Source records

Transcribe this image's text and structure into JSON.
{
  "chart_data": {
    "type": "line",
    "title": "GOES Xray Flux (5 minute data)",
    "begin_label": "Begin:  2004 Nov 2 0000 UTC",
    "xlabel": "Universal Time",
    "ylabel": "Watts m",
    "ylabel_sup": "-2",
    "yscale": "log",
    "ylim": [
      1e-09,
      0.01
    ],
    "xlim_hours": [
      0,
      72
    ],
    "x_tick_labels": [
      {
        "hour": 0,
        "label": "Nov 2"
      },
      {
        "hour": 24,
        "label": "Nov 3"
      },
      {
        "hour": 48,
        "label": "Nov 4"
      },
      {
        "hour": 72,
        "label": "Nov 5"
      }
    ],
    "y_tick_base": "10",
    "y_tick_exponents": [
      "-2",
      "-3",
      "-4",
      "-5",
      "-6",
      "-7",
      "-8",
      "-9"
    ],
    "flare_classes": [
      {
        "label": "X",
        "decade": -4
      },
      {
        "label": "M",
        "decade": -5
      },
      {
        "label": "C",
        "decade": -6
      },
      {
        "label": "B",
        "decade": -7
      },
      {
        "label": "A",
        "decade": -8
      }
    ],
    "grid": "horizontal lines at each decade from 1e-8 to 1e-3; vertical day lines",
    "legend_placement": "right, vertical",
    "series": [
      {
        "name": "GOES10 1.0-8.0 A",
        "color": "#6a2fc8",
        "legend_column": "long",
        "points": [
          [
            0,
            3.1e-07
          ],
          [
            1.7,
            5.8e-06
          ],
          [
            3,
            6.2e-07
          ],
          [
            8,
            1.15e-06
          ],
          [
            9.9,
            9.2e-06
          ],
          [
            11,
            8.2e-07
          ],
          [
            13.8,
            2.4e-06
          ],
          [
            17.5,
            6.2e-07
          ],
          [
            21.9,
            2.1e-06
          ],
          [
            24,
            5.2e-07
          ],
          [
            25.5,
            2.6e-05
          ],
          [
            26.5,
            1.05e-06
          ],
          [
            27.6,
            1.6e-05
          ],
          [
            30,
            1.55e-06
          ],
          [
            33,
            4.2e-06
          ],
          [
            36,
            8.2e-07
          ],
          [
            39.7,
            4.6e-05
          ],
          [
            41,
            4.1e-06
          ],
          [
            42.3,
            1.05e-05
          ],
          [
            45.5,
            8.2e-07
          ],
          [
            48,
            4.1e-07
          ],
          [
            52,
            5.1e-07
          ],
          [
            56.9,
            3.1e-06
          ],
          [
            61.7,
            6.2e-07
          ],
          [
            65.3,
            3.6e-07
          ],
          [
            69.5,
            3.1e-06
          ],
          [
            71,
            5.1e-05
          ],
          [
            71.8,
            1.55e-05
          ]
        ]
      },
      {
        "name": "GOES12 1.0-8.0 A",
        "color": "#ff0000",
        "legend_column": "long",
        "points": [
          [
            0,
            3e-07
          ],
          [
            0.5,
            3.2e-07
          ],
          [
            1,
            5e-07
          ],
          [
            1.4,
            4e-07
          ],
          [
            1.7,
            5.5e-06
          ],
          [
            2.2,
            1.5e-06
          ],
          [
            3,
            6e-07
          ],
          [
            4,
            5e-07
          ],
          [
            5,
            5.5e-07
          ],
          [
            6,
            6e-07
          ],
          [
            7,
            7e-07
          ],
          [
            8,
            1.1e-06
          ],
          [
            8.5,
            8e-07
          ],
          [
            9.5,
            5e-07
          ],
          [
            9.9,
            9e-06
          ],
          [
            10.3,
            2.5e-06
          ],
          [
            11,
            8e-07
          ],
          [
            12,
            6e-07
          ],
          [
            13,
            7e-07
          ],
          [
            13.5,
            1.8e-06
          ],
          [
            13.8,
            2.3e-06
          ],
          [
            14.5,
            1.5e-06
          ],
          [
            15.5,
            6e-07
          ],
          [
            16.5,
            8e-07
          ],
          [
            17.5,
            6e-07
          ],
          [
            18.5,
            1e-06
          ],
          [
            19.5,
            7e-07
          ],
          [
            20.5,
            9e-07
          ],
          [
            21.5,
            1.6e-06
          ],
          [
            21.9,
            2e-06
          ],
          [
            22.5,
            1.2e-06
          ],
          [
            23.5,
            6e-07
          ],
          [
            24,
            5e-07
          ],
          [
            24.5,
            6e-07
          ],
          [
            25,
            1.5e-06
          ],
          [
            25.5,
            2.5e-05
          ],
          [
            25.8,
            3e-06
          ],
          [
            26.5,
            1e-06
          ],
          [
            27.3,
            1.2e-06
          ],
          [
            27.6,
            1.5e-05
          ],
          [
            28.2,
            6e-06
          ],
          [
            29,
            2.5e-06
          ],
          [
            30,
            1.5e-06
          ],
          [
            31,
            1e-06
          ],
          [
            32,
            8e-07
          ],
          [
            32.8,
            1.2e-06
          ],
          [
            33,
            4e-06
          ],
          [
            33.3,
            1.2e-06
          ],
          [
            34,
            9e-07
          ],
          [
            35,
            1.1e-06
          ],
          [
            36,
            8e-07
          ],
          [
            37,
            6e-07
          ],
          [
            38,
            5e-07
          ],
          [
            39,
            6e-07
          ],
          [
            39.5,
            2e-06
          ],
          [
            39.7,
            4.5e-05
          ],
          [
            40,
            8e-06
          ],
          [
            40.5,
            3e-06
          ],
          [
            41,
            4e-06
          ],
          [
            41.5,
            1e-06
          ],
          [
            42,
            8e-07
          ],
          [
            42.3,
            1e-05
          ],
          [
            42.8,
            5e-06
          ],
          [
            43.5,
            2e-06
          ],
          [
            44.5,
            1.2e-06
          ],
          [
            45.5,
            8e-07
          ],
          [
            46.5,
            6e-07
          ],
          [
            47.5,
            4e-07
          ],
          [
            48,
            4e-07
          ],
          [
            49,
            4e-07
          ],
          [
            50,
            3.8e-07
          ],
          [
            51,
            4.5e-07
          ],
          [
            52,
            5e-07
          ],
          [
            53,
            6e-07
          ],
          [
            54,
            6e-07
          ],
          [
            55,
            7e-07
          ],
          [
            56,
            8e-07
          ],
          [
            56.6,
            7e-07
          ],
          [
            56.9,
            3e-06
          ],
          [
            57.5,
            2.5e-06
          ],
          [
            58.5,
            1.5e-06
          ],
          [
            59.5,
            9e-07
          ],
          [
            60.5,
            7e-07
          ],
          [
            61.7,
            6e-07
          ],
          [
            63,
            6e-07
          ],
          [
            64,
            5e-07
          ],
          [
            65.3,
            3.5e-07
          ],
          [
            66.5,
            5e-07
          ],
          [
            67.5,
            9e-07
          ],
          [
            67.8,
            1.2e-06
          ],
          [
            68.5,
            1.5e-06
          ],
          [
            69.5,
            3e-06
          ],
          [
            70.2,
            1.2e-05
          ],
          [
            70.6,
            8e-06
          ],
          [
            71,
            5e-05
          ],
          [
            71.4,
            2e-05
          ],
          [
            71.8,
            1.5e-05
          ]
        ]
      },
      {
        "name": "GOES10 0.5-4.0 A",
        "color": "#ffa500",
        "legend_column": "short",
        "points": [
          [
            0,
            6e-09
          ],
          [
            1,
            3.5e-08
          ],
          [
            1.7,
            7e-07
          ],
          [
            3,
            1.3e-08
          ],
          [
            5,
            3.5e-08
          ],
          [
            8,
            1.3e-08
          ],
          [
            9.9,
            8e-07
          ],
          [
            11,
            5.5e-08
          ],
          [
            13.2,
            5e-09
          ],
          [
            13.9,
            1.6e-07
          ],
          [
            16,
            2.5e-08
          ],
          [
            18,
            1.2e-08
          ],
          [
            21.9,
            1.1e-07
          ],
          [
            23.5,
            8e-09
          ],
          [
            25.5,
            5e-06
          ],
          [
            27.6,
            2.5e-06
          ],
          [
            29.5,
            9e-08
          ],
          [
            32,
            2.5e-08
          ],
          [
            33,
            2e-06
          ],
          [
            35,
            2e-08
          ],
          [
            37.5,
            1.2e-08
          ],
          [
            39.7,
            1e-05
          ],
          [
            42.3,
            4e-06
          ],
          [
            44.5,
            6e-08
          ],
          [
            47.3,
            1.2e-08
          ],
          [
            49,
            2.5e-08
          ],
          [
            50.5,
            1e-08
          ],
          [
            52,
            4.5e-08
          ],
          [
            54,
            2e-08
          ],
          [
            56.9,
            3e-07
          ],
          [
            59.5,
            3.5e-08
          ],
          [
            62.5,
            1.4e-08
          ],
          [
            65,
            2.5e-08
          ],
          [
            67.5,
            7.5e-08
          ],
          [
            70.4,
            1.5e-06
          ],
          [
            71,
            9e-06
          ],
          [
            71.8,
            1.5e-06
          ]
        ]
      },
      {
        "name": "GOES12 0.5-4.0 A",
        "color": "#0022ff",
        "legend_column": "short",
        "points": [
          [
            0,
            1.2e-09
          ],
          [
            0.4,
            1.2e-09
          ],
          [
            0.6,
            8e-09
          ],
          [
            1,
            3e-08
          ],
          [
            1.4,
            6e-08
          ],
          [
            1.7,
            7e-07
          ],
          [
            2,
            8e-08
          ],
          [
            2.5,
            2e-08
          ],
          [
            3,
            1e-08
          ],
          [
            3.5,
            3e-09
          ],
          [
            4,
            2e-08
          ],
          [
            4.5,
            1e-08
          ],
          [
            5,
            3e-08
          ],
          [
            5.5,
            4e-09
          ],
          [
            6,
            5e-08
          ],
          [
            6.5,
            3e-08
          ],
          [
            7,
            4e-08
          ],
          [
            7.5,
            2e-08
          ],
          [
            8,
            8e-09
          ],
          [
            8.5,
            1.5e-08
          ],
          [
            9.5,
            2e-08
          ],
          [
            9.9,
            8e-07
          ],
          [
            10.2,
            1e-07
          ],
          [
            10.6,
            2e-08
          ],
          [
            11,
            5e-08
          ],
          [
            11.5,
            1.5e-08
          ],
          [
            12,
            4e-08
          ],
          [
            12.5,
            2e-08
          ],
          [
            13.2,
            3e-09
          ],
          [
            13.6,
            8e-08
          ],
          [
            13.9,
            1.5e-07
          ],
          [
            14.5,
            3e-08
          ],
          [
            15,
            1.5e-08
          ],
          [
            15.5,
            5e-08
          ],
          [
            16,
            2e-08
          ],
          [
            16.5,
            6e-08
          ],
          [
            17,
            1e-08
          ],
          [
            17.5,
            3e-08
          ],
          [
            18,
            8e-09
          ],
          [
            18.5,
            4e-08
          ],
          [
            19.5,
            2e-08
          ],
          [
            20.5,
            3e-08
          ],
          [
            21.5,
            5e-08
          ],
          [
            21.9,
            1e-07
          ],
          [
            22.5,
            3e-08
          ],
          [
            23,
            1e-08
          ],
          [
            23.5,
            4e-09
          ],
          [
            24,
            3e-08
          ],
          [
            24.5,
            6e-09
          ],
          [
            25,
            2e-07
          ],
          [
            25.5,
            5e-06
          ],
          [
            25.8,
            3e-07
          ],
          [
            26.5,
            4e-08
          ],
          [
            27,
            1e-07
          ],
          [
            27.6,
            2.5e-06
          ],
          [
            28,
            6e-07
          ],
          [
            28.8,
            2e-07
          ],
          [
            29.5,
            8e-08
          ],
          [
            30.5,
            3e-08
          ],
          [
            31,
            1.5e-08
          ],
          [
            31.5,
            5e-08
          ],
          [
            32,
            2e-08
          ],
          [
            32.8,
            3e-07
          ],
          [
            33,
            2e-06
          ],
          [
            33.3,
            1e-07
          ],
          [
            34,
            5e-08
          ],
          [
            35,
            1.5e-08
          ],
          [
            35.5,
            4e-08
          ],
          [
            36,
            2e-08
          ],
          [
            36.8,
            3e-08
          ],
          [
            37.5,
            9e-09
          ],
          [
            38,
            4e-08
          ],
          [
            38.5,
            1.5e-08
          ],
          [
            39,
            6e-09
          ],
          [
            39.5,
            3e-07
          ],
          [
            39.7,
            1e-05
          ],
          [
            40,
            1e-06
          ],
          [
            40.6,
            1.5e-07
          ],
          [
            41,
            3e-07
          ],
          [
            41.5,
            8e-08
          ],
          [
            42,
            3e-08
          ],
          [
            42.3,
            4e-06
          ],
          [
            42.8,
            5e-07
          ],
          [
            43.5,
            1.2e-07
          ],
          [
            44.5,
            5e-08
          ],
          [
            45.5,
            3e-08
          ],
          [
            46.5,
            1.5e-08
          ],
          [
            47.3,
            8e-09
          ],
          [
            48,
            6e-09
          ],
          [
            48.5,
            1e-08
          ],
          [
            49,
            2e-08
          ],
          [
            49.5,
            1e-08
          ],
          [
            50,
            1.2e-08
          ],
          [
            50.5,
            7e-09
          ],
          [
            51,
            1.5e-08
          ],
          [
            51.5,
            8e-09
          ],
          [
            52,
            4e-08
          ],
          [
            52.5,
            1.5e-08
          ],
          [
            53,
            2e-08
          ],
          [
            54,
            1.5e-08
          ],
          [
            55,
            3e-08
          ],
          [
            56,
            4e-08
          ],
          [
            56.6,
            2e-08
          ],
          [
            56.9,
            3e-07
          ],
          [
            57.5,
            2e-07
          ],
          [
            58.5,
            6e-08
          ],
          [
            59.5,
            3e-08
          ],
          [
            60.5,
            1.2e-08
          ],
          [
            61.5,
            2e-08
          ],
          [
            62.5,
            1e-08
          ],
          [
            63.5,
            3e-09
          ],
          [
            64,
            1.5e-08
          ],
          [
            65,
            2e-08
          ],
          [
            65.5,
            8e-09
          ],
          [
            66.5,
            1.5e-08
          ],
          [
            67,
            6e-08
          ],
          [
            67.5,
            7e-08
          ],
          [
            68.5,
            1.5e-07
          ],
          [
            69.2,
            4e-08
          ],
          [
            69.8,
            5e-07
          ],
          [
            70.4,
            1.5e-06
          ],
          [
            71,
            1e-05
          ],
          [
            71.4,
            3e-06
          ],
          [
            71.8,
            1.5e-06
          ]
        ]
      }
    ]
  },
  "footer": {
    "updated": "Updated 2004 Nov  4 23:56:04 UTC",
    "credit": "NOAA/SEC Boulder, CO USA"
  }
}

◆ **AIM OF THE EXERCISE**:
Which lines contain the word "color"? Copy each of them.

◆ **REPLY**:
        "color": "#6a2fc8",
        "color": "#ff0000",
        "color": "#ffa500",
        "color": "#0022ff",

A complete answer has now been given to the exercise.